'''

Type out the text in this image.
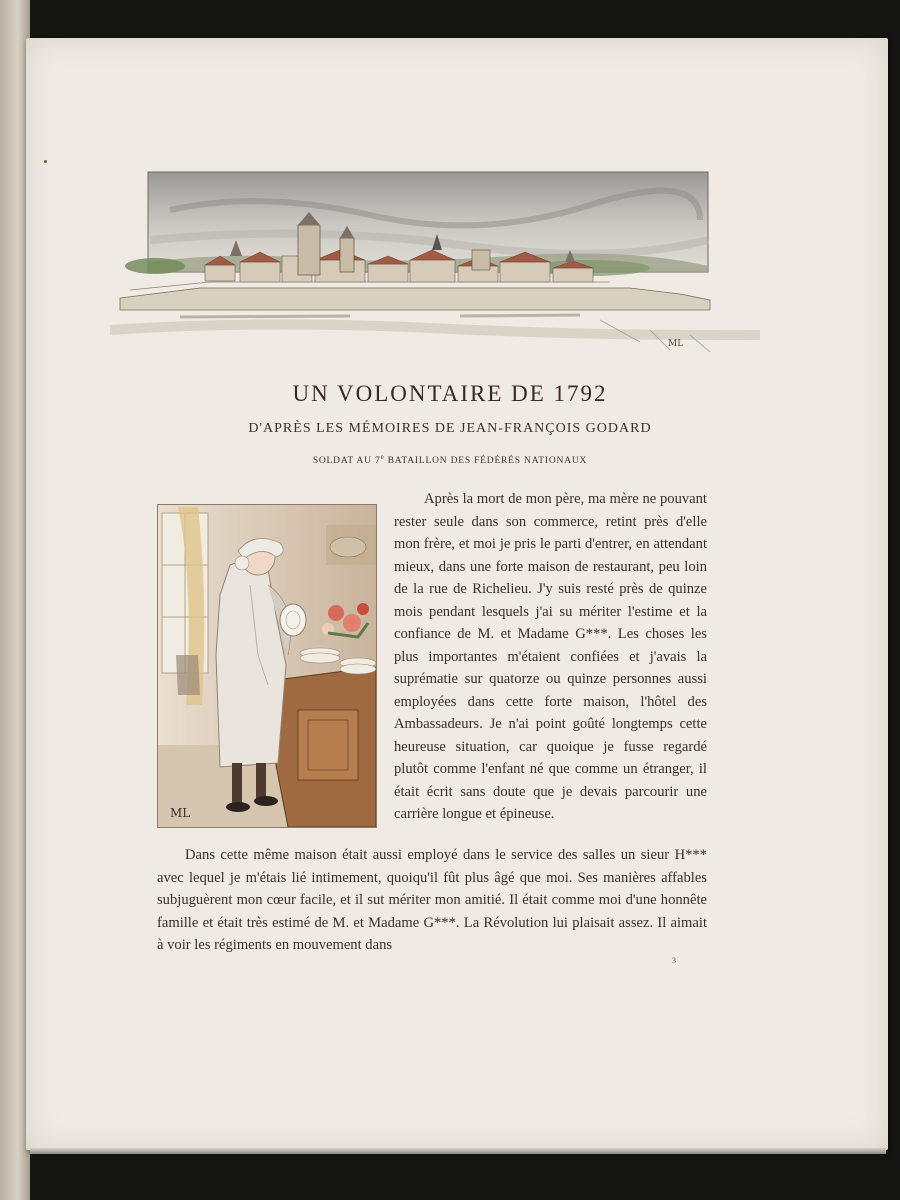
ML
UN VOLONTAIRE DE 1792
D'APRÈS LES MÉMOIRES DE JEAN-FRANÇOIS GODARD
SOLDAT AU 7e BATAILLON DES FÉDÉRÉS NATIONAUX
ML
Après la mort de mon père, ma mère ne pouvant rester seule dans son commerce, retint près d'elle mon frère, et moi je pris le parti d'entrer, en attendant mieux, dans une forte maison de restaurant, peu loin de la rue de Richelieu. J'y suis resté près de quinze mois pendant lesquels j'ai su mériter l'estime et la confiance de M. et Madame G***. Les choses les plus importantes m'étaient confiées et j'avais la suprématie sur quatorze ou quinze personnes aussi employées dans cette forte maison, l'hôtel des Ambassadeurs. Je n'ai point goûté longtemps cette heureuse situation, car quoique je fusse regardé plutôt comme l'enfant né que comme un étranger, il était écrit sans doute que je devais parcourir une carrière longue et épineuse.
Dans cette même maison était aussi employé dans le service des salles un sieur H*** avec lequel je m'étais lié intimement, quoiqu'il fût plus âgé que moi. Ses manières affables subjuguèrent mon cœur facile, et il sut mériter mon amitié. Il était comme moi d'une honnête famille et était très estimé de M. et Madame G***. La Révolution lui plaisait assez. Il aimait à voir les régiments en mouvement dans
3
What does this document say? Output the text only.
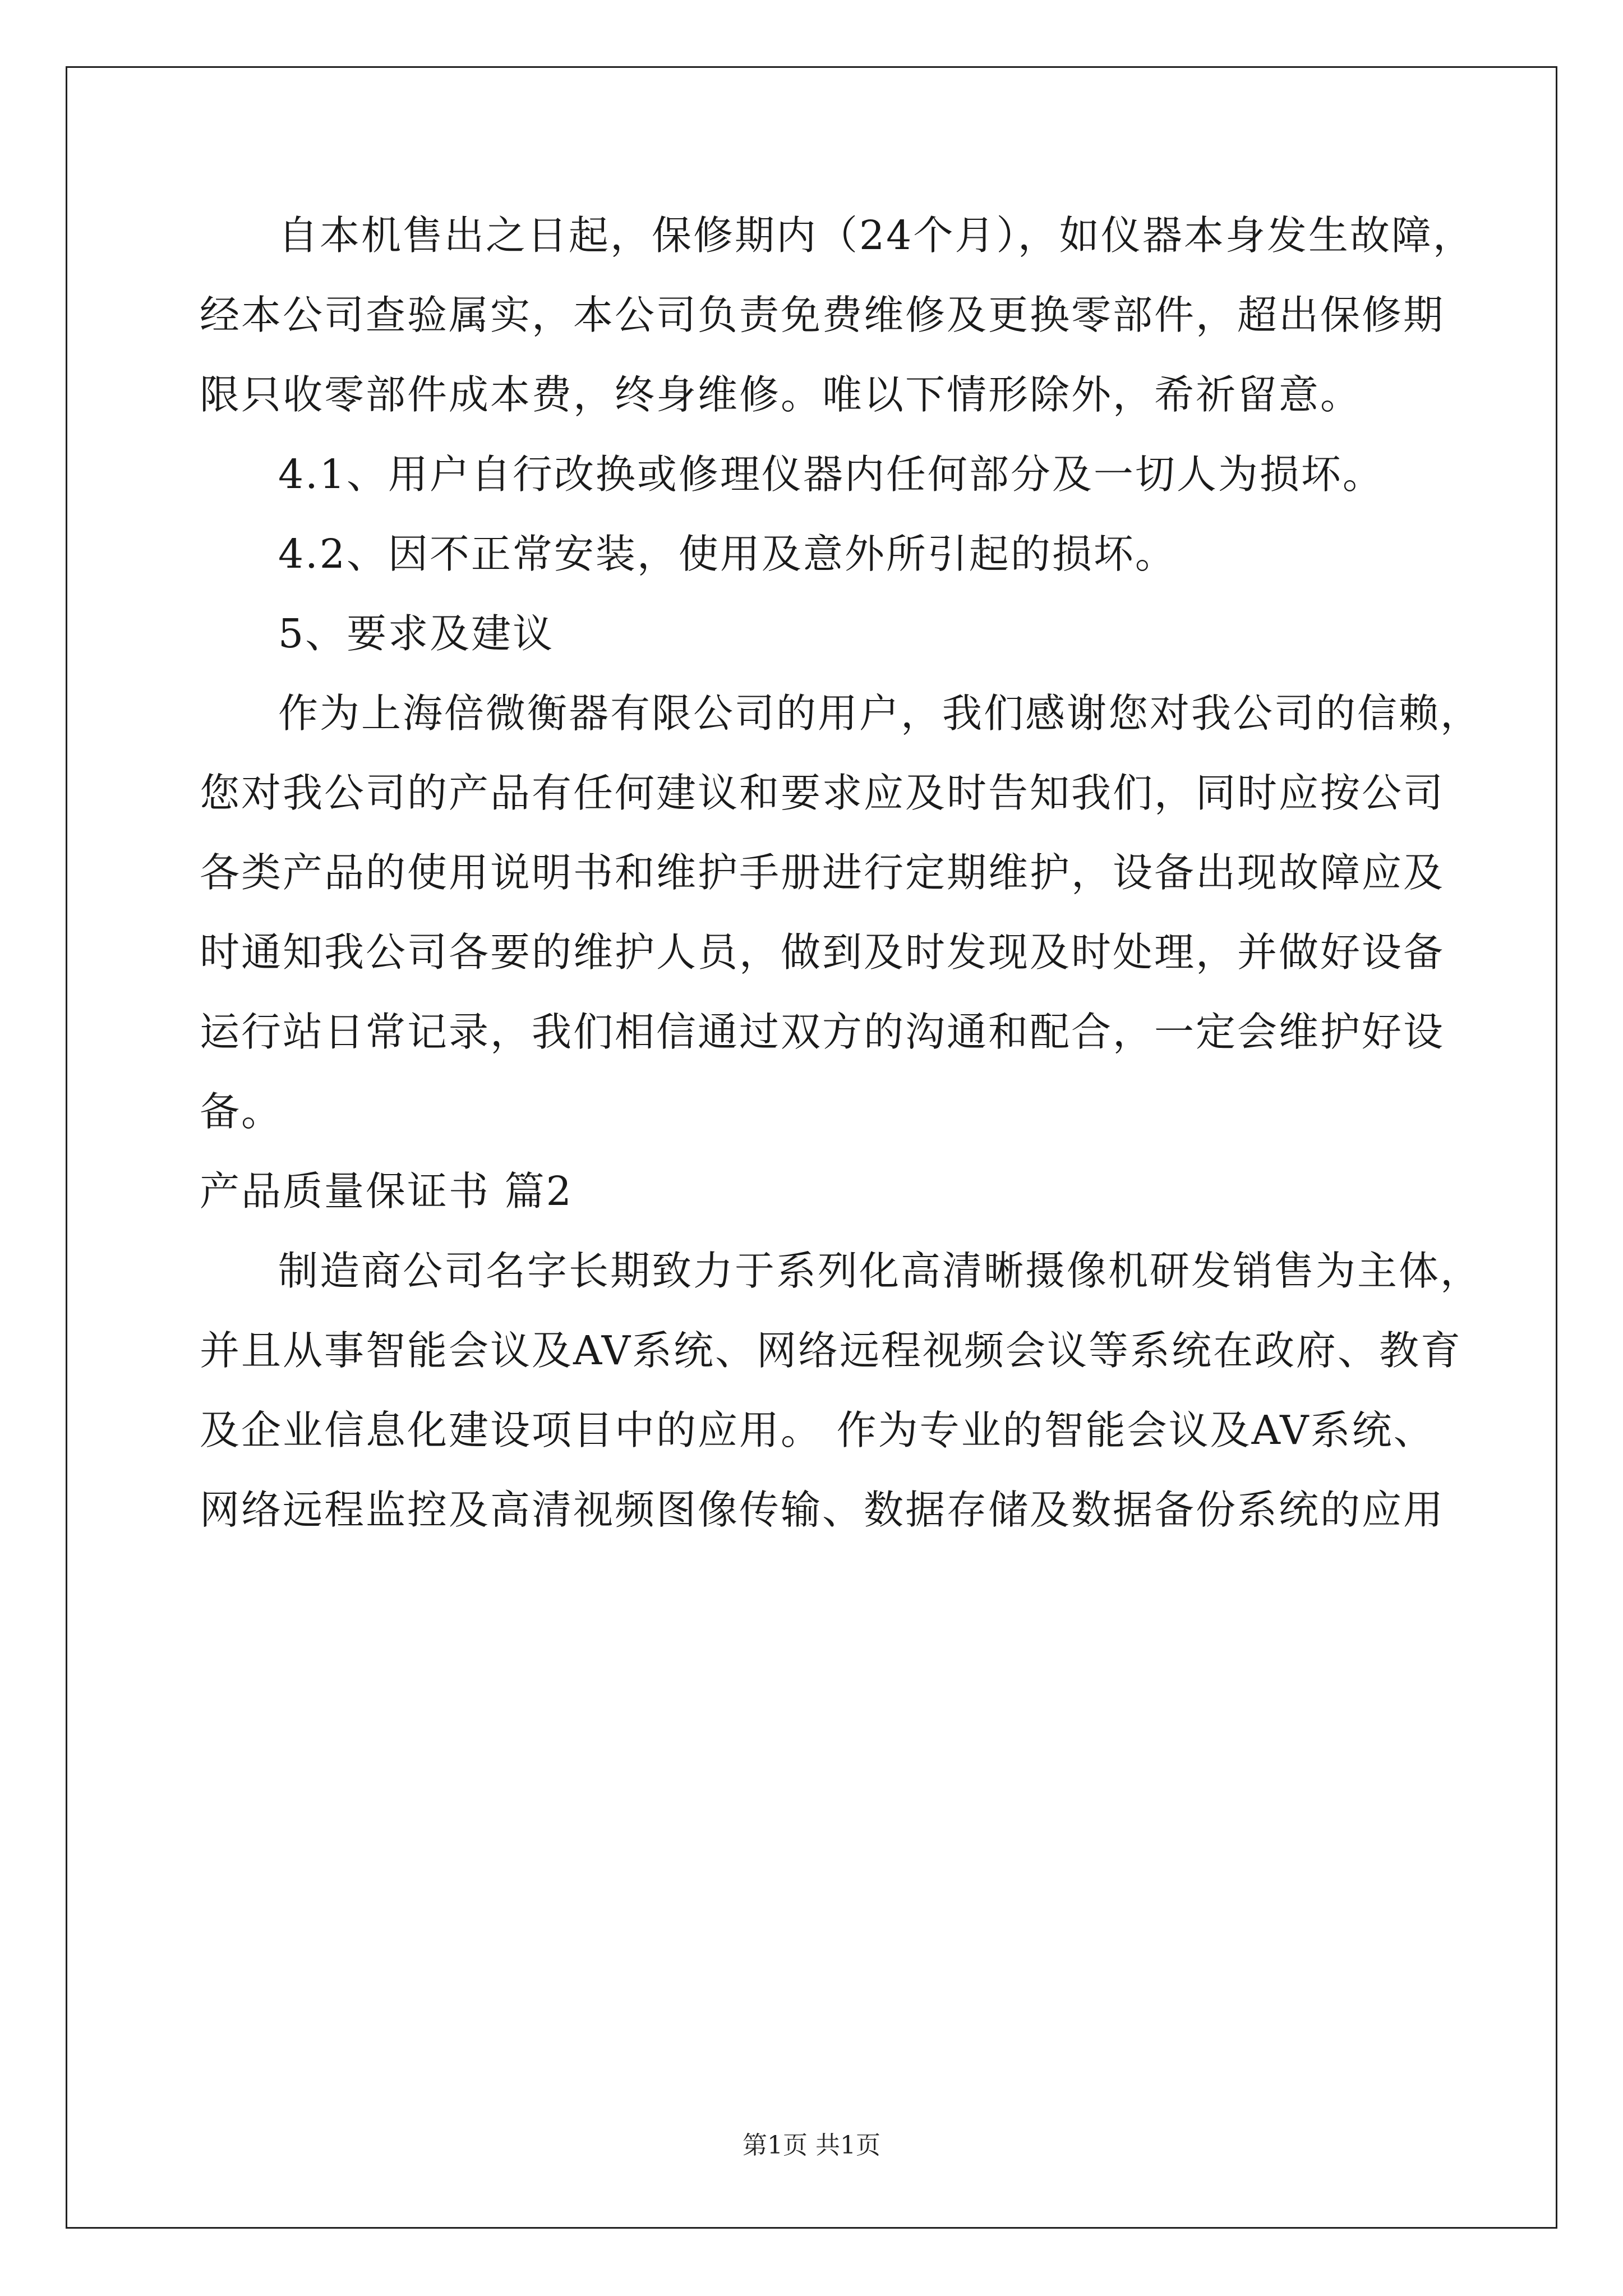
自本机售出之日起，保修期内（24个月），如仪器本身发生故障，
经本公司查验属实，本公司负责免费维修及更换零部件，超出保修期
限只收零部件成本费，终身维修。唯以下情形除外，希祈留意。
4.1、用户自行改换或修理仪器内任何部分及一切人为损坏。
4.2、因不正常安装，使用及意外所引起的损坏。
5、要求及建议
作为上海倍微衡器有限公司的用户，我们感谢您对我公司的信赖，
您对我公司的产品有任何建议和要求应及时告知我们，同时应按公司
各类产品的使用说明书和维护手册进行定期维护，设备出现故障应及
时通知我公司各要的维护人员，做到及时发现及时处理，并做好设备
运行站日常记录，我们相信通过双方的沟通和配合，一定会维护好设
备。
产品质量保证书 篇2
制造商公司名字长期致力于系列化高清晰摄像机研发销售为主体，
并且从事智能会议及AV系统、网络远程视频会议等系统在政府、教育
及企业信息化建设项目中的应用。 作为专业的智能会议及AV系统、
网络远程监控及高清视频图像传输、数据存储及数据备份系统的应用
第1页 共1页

'''

▸ **What the exercise asks**
Pass over all pictures while writing out the lines from the line with "What does this" through the last line exactly.

▸ **Correct response**
What does this document say? Output the text only.
自本机售出之日起，保修期内（24个月），如仪器本身发生故障，
经本公司查验属实，本公司负责免费维修及更换零部件，超出保修期
限只收零部件成本费，终身维修。唯以下情形除外，希祈留意。
4.1、用户自行改换或修理仪器内任何部分及一切人为损坏。
4.2、因不正常安装，使用及意外所引起的损坏。
5、要求及建议
作为上海倍微衡器有限公司的用户，我们感谢您对我公司的信赖，
您对我公司的产品有任何建议和要求应及时告知我们，同时应按公司
各类产品的使用说明书和维护手册进行定期维护，设备出现故障应及
时通知我公司各要的维护人员，做到及时发现及时处理，并做好设备
运行站日常记录，我们相信通过双方的沟通和配合，一定会维护好设
备。
产品质量保证书 篇2
制造商公司名字长期致力于系列化高清晰摄像机研发销售为主体，
并且从事智能会议及AV系统、网络远程视频会议等系统在政府、教育
及企业信息化建设项目中的应用。 作为专业的智能会议及AV系统、
网络远程监控及高清视频图像传输、数据存储及数据备份系统的应用
第1页 共1页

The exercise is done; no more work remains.